▶ EXERCISE
Print, word for word, the portion of the answer on fitting a stable Laplace-domain function. Begin at "Your situation is" and stop after "oscillate as $t\rightarrow\infty$).".

▶ TEXT PASSAGE

I can think of a method that follows from a numerical Hilbert transformer I came up with for estimating the phase of Raman gains, a problem which is very like many handled in spectroscopy. I've never tried it quite in the way you want, so I can't give any guarantees. First, for background see:
see https://mathoverflow.net/a/69924/14510
In summary, this method maps a complex half plane onto the unit disk and so gets around the numerical headache of handling Cauchy principle values.
Your situation is slightly different. You want to find a function whose Laplace transform is holomorphic in the open right half plane: inverse Laplace transforms yield causal functions by definition and the holomorphicity in right half plane means they are stable (i.e. bounded for all time and either decay or boundedly oscillate as $t\rightarrow\infty$).
So, in your situation, what my method would do map $\mathbb{P} = \left\{\left. z \in \mathbb{C} \right|\; {\rm Re}(z) \geq 0\right\}$ to the closed unit disk $\mathbb{D} = \left\{\left. z \in \mathbb{C} \right|\; |z| \leq 1\right\}$ and the mapping you need is:
$M : \mathbb{P} \rightarrow \mathbb{D};\; M(s) =\frac{\omega_0 - s}{\omega_0 + s}$
what my method relies upon is that all functions holomorphic on the closed unit disk have a convergent Taylor series there, i.e. $f(z) = \sum_{n=0}^\infty f_n \,z^n$. So this is the general form of a function that you want. Transforming the domain of this Taylor series with the inverse Möbius transformation, we find that the general form of your function has Laplace transform:
$F(s) = \sum\limits_{n=0}^\infty f_n \,\left(\frac{\omega_0 - s}{\omega_0 + s}\right)^n$
i.e. your frequency response is of the form
$F(i\,\omega) = \sum\limits_{n=0}^\infty f_n \,\left(\frac{\omega_0 - i \omega}{\omega_0 + i \omega}\right)^n$
This is now in a form that you can least squares best fit to a dataset with linear regression: you assume a finite number of terms and then do a linear regression on the $f_n$.

▶ EXTRACTED ENTRIES
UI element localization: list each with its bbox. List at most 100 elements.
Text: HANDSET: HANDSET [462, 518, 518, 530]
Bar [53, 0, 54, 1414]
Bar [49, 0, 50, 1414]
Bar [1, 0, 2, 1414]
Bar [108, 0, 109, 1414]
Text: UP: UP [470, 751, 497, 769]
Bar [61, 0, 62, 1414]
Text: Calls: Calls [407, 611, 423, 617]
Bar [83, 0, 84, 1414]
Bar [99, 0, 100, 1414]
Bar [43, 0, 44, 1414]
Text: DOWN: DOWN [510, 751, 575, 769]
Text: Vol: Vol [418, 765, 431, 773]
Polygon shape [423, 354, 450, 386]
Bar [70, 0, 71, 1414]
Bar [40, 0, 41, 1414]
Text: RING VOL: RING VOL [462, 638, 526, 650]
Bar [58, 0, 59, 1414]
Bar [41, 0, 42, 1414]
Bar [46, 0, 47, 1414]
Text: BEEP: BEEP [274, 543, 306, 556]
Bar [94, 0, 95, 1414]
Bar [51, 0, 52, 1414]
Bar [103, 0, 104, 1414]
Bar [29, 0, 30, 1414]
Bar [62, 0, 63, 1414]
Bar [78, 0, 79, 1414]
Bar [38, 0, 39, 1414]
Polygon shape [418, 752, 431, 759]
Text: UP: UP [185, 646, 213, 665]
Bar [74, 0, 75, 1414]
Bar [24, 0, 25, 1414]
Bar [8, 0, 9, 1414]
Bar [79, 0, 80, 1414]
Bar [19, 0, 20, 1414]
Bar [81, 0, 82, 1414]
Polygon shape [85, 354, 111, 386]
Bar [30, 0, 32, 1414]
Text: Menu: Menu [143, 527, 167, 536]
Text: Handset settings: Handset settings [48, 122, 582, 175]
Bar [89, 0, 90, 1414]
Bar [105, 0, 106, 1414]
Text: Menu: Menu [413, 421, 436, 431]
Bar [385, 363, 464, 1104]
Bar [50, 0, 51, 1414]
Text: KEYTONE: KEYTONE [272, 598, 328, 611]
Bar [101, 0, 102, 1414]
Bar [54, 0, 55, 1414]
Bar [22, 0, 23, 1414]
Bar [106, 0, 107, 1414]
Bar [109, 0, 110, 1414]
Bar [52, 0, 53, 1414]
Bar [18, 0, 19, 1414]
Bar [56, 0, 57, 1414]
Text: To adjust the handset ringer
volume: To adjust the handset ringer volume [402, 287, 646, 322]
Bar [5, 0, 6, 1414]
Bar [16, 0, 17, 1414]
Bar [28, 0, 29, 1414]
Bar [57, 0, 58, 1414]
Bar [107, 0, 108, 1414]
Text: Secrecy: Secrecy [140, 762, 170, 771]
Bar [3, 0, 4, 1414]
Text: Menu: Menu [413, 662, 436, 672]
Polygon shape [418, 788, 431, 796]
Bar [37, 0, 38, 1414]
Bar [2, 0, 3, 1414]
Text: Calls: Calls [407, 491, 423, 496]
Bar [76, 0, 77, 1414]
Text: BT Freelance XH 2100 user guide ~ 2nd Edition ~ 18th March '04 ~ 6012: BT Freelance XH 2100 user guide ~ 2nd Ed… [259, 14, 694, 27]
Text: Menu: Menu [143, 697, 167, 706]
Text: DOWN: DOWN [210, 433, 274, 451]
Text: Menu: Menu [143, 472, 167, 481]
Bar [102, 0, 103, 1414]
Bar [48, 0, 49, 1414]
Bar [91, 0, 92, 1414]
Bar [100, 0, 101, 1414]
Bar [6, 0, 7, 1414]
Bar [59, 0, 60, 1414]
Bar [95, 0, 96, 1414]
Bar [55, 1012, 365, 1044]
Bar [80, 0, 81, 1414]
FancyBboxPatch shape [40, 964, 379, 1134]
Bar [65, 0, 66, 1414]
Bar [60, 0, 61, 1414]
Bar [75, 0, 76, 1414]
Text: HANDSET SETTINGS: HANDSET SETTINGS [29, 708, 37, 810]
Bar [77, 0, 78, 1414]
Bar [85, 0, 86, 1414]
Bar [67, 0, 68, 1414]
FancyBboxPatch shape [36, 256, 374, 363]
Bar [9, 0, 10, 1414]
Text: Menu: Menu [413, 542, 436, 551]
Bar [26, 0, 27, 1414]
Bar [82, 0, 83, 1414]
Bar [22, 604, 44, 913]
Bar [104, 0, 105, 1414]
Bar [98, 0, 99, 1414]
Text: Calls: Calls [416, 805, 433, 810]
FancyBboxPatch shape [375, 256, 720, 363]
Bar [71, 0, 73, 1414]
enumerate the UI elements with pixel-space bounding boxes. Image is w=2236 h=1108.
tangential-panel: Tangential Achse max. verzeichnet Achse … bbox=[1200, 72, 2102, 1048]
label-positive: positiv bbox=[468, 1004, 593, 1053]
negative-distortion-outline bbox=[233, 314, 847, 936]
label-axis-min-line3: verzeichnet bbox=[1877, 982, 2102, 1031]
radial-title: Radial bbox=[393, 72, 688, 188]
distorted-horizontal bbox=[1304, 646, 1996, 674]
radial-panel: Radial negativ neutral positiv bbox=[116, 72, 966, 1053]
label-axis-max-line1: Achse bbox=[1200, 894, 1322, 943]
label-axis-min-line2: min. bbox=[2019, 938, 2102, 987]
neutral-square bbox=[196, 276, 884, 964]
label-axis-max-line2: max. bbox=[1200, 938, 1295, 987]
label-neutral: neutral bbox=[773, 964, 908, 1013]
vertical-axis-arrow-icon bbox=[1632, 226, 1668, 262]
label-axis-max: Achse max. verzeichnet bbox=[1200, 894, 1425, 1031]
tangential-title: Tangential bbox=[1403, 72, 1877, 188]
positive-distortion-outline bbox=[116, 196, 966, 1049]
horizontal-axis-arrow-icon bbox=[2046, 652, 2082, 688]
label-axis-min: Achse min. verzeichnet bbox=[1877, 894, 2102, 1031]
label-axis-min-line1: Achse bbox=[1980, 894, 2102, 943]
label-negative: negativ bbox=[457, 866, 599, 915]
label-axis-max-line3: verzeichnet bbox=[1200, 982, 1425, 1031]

▶ RESPONSE FOR THIS EXERCISE
Your situation is slightly different. You want to find a function whose Laplace transform is holomorphic in the open right half plane: inverse Laplace transforms yield causal functions by definition and the holomorphicity in right half plane means they are stable (i.e. bounded for all time and either decay or boundedly oscillate as $t\rightarrow\infty$).